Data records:
+===+

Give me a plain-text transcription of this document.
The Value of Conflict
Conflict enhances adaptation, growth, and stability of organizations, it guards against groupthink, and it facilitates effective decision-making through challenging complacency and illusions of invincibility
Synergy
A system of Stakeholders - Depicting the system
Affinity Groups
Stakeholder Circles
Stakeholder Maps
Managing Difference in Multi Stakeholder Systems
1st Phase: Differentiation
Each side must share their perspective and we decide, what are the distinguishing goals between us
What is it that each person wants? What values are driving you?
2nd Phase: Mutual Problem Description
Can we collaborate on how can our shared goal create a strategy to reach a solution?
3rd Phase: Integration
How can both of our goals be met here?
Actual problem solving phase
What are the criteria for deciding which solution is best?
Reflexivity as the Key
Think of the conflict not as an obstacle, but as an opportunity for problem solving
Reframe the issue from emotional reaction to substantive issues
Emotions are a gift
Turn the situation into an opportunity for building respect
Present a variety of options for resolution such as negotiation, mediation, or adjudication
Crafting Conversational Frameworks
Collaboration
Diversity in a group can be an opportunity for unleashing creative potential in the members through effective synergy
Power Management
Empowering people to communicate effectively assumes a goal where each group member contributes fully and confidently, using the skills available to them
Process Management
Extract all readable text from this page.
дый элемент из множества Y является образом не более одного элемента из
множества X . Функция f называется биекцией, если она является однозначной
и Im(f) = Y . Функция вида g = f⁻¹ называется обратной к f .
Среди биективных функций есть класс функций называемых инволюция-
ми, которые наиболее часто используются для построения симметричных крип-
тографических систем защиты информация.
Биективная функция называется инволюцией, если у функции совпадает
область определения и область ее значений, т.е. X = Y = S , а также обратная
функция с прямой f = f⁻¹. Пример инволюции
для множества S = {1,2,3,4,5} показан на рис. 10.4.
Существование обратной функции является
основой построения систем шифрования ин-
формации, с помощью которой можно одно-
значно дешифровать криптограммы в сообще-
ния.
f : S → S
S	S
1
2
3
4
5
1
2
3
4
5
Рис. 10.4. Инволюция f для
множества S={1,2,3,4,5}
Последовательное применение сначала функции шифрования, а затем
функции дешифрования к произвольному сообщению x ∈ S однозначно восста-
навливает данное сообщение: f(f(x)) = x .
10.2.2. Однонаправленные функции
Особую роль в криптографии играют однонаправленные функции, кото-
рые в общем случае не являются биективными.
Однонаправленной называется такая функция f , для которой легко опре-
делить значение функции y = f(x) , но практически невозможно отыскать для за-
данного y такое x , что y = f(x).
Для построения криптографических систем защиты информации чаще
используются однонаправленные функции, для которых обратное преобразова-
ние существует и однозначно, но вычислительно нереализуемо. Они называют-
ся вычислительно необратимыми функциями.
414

+===+

Extract all of the data above without altering anything.

- COMPLETED EXERCISE
Give me a plain-text transcription of this document.
The Value of Conflict
Conflict enhances adaptation, growth, and stability of organizations, it guards against groupthink, and it facilitates effective decision-making through challenging complacency and illusions of invincibility
Synergy
A system of Stakeholders - Depicting the system
Affinity Groups
Stakeholder Circles
Stakeholder Maps
Managing Difference in Multi Stakeholder Systems
1st Phase: Differentiation
Each side must share their perspective and we decide, what are the distinguishing goals between us
What is it that each person wants? What values are driving you?
2nd Phase: Mutual Problem Description
Can we collaborate on how can our shared goal create a strategy to reach a solution?
3rd Phase: Integration
How can both of our goals be met here?
Actual problem solving phase
What are the criteria for deciding which solution is best?
Reflexivity as the Key
Think of the conflict not as an obstacle, but as an opportunity for problem solving
Reframe the issue from emotional reaction to substantive issues
Emotions are a gift
Turn the situation into an opportunity for building respect
Present a variety of options for resolution such as negotiation, mediation, or adjudication
Crafting Conversational Frameworks
Collaboration
Diversity in a group can be an opportunity for unleashing creative potential in the members through effective synergy
Power Management
Empowering people to communicate effectively assumes a goal where each group member contributes fully and confidently, using the skills available to them
Process Management
Extract all readable text from this page.
дый элемент из множества Y является образом не более одного элемента из
множества X . Функция f называется биекцией, если она является однозначной
и Im(f) = Y . Функция вида g = f⁻¹ называется обратной к f .
Среди биективных функций есть класс функций называемых инволюция-
ми, которые наиболее часто используются для построения симметричных крип-
тографических систем защиты информация.
Биективная функция называется инволюцией, если у функции совпадает
область определения и область ее значений, т.е. X = Y = S , а также обратная
функция с прямой f = f⁻¹. Пример инволюции
для множества S = {1,2,3,4,5} показан на рис. 10.4.
Существование обратной функции является
основой построения систем шифрования ин-
формации, с помощью которой можно одно-
значно дешифровать криптограммы в сообще-
ния.
f : S → S
S	S
1
2
3
4
5
1
2
3
4
5
Рис. 10.4. Инволюция f для
множества S={1,2,3,4,5}
Последовательное применение сначала функции шифрования, а затем
функции дешифрования к произвольному сообщению x ∈ S однозначно восста-
навливает данное сообщение: f(f(x)) = x .
10.2.2. Однонаправленные функции
Особую роль в криптографии играют однонаправленные функции, кото-
рые в общем случае не являются биективными.
Однонаправленной называется такая функция f , для которой легко опре-
делить значение функции y = f(x) , но практически невозможно отыскать для за-
данного y такое x , что y = f(x).
Для построения криптографических систем защиты информации чаще
используются однонаправленные функции, для которых обратное преобразова-
ние существует и однозначно, но вычислительно нереализуемо. Они называют-
ся вычислительно необратимыми функциями.
414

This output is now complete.